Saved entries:
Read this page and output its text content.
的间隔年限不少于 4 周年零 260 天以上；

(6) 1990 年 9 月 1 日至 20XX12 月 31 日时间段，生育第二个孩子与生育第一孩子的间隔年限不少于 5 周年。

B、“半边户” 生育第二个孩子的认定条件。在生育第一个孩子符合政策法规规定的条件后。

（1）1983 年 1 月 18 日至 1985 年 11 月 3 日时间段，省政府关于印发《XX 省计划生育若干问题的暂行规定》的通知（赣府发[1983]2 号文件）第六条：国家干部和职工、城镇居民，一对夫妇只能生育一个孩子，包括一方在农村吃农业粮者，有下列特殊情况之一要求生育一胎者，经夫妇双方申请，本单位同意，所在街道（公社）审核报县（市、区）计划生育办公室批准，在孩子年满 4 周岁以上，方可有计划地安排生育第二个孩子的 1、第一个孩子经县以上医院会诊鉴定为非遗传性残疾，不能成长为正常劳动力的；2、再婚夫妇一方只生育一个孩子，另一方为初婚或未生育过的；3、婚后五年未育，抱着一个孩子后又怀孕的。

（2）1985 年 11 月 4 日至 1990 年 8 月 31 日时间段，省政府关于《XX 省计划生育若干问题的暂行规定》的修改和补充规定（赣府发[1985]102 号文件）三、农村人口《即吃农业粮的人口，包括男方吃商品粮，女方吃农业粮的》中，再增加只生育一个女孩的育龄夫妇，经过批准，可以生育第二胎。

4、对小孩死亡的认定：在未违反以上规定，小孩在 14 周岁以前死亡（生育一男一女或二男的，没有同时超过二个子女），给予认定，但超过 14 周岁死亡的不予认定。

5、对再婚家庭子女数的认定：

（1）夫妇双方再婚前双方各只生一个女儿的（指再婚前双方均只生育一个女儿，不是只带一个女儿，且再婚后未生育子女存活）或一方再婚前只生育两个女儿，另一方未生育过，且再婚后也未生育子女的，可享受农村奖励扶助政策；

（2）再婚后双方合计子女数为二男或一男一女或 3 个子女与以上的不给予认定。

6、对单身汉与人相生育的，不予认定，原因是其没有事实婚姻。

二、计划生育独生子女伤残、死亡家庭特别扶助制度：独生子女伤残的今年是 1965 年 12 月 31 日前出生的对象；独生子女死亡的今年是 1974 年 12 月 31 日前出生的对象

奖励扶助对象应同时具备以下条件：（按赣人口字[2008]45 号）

Required work: All the entries above need to be reproduced exactly.

Result:
Read this page and output its text content.
的间隔年限不少于 4 周年零 260 天以上；

(6) 1990 年 9 月 1 日至 20XX12 月 31 日时间段，生育第二个孩子与生育第一孩子的间隔年限不少于 5 周年。

B、“半边户” 生育第二个孩子的认定条件。在生育第一个孩子符合政策法规规定的条件后。

（1）1983 年 1 月 18 日至 1985 年 11 月 3 日时间段，省政府关于印发《XX 省计划生育若干问题的暂行规定》的通知（赣府发[1983]2 号文件）第六条：国家干部和职工、城镇居民，一对夫妇只能生育一个孩子，包括一方在农村吃农业粮者，有下列特殊情况之一要求生育一胎者，经夫妇双方申请，本单位同意，所在街道（公社）审核报县（市、区）计划生育办公室批准，在孩子年满 4 周岁以上，方可有计划地安排生育第二个孩子的 1、第一个孩子经县以上医院会诊鉴定为非遗传性残疾，不能成长为正常劳动力的；2、再婚夫妇一方只生育一个孩子，另一方为初婚或未生育过的；3、婚后五年未育，抱着一个孩子后又怀孕的。

（2）1985 年 11 月 4 日至 1990 年 8 月 31 日时间段，省政府关于《XX 省计划生育若干问题的暂行规定》的修改和补充规定（赣府发[1985]102 号文件）三、农村人口《即吃农业粮的人口，包括男方吃商品粮，女方吃农业粮的》中，再增加只生育一个女孩的育龄夫妇，经过批准，可以生育第二胎。

4、对小孩死亡的认定：在未违反以上规定，小孩在 14 周岁以前死亡（生育一男一女或二男的，没有同时超过二个子女），给予认定，但超过 14 周岁死亡的不予认定。

5、对再婚家庭子女数的认定：

（1）夫妇双方再婚前双方各只生一个女儿的（指再婚前双方均只生育一个女儿，不是只带一个女儿，且再婚后未生育子女存活）或一方再婚前只生育两个女儿，另一方未生育过，且再婚后也未生育子女的，可享受农村奖励扶助政策；

（2）再婚后双方合计子女数为二男或一男一女或 3 个子女与以上的不给予认定。

6、对单身汉与人相生育的，不予认定，原因是其没有事实婚姻。

二、计划生育独生子女伤残、死亡家庭特别扶助制度：独生子女伤残的今年是 1965 年 12 月 31 日前出生的对象；独生子女死亡的今年是 1974 年 12 月 31 日前出生的对象

奖励扶助对象应同时具备以下条件：（按赣人口字[2008]45 号）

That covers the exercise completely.